▶ _Given exercise_
Of the lines below, how many hold the string "color"? Give only the number.

[start Provided data]

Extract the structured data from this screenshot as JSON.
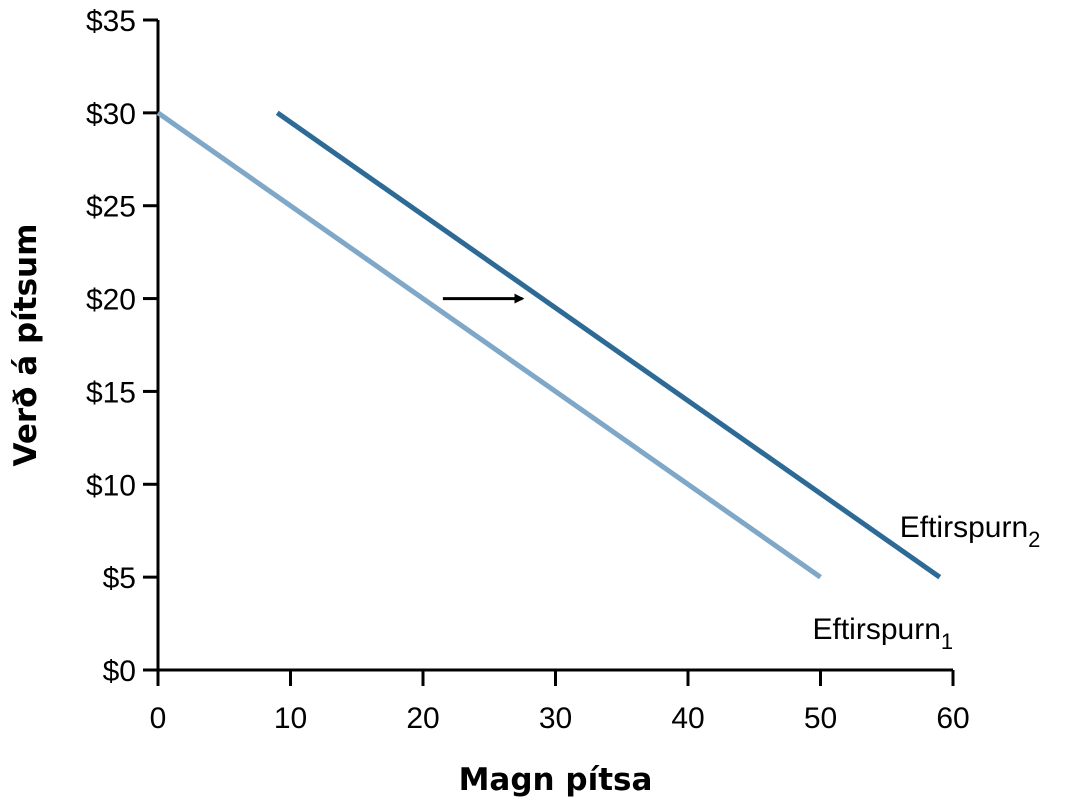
{
  "chart_data": {
    "type": "line",
    "title": "",
    "xlabel": "Magn pítsa",
    "ylabel": "Verð á pítsum",
    "xlim": [
      0,
      60
    ],
    "ylim": [
      0,
      35
    ],
    "x_ticks": [
      0,
      10,
      20,
      30,
      40,
      50,
      60
    ],
    "x_tick_labels": [
      "0",
      "10",
      "20",
      "30",
      "40",
      "50",
      "60"
    ],
    "y_ticks": [
      0,
      5,
      10,
      15,
      20,
      25,
      30,
      35
    ],
    "y_tick_labels": [
      "$0",
      "$5",
      "$10",
      "$15",
      "$20",
      "$25",
      "$30",
      "$35"
    ],
    "grid": false,
    "series": [
      {
        "name": "Eftirspurn",
        "subscript": "1",
        "color": "#7fa7c7",
        "x": [
          0,
          50
        ],
        "y": [
          30,
          5
        ]
      },
      {
        "name": "Eftirspurn",
        "subscript": "2",
        "color": "#2d6a96",
        "x": [
          9,
          59
        ],
        "y": [
          30,
          5
        ]
      }
    ],
    "annotations": [
      {
        "type": "arrow",
        "from": [
          21.5,
          20
        ],
        "to": [
          27.5,
          20
        ],
        "color": "#000000"
      }
    ]
  }
}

[end Provided data]

▶ _The reply_
3